By Kathryn Holl
It is okay to be sad when someone you love dies. This is especially true during the holidays when fresh memories arise, when tradition, fellowship, and love–all once delightful expectations of the season, now bring sadness to the surface.
If you feel overwhelmed, remember to be gentle with yourself and with others. Take time to reflect, to write, to walk, to heal, to pray. Share with those who understand, be it friends who have also had a loved one die or with a professional who is trained in grief counseling. Rituals are supportive to the healing process. They can be a simple and created in the home or at a meaningful location. Or it can be a community ritual where services of remembrance and honoring are offered.
Recently I met with Daniel on the subject of grief during the holidays and whether Grace would be holding a “Blue Christmas” service. He reminded me of the All Saints tea, a ritual to remember those who have died. I appreciated his thoughtfulness on the subject. Daniel acknowledged the compassion needed for those who are grieving a loss. Church, where so many sacred memories are created, can be a trigger for tears. “We put our lives in the context of worship and that includes our joys and our griefs,” he said, wisely. Together we live with all the fabric of our lives, tough stuff and the good stuff.
A dear friend of mine died one week ago after a short battle with cancer. Though we do not live in the same city we did keep in touch and have many mutual friends. I still find myself wrestling with the fact that he is no longer physically here. I can relate to the need to take time alone, to reflect, to write him a letter about how he imprinted on my life and to pray. I know the helpfulness of seeking out those who understand as I humbly accompany many who grieve on the daily journey of just getting by.
At Grace, the 6 pm Christmas service and the later services are more reflective. After the services, there is the offering of food and fellowship in the parish hall; no need to rush home alone. It is okay to be sad when someone you loves dies–bring tissues and join the community who holds together through “our joys and griefs.”

———

Task set ▸
• A. The piece on grief during the holidays tells an overwhelmed reader to take time for several activities. List every one named in that sentence.
• B. From the piece on grief during the holidays, copy out everything from "If you feel" down to "honoring are offered.".

Extracted material ▸
———

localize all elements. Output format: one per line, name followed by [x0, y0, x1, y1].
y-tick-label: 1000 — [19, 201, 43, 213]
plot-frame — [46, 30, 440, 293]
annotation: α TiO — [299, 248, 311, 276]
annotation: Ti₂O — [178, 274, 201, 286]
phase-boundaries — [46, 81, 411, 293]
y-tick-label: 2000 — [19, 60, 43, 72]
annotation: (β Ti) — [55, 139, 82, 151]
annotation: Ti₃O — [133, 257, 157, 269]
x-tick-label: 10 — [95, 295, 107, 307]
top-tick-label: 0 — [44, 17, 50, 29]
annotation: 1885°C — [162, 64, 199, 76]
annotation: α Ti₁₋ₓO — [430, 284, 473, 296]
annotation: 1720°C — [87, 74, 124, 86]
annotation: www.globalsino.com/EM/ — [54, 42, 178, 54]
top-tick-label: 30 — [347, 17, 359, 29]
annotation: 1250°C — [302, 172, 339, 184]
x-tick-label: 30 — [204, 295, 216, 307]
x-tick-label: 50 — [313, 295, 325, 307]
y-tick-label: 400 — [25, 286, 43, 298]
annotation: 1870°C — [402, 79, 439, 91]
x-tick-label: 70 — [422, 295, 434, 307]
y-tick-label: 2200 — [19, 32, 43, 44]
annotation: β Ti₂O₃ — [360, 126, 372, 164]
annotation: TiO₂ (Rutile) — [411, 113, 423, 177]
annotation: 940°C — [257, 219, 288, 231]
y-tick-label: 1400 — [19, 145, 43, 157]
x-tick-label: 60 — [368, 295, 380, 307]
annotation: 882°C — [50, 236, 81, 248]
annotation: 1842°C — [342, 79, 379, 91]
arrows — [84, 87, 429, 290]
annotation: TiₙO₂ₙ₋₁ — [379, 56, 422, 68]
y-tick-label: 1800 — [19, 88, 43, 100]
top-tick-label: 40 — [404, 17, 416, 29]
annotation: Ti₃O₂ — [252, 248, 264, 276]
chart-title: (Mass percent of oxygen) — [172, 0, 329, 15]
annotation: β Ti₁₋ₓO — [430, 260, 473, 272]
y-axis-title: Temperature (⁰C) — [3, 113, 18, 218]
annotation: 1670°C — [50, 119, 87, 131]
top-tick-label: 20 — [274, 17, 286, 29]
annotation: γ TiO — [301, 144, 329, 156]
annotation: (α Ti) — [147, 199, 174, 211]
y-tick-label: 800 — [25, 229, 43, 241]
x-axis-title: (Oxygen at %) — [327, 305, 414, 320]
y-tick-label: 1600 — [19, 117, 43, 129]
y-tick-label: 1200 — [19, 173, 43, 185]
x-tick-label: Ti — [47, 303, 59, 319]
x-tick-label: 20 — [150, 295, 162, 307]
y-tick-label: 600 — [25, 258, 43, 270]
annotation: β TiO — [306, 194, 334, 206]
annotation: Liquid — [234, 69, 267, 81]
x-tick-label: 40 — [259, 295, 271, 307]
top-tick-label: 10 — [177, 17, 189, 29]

———

Solution set ▸
• A. reflect, write, walk, heal, pray

• B.
If you feel overwhelmed, remember to be gentle with yourself and with others. Take time to reflect, to write, to walk, to heal, to pray. Share with those who understand, be it friends who have also had a loved one die or with a professional who is trained in grief counseling. Rituals are supportive to the healing process. They can be a simple and created in the home or at a meaningful location. Or it can be a community ritual where services of remembrance and honoring are offered.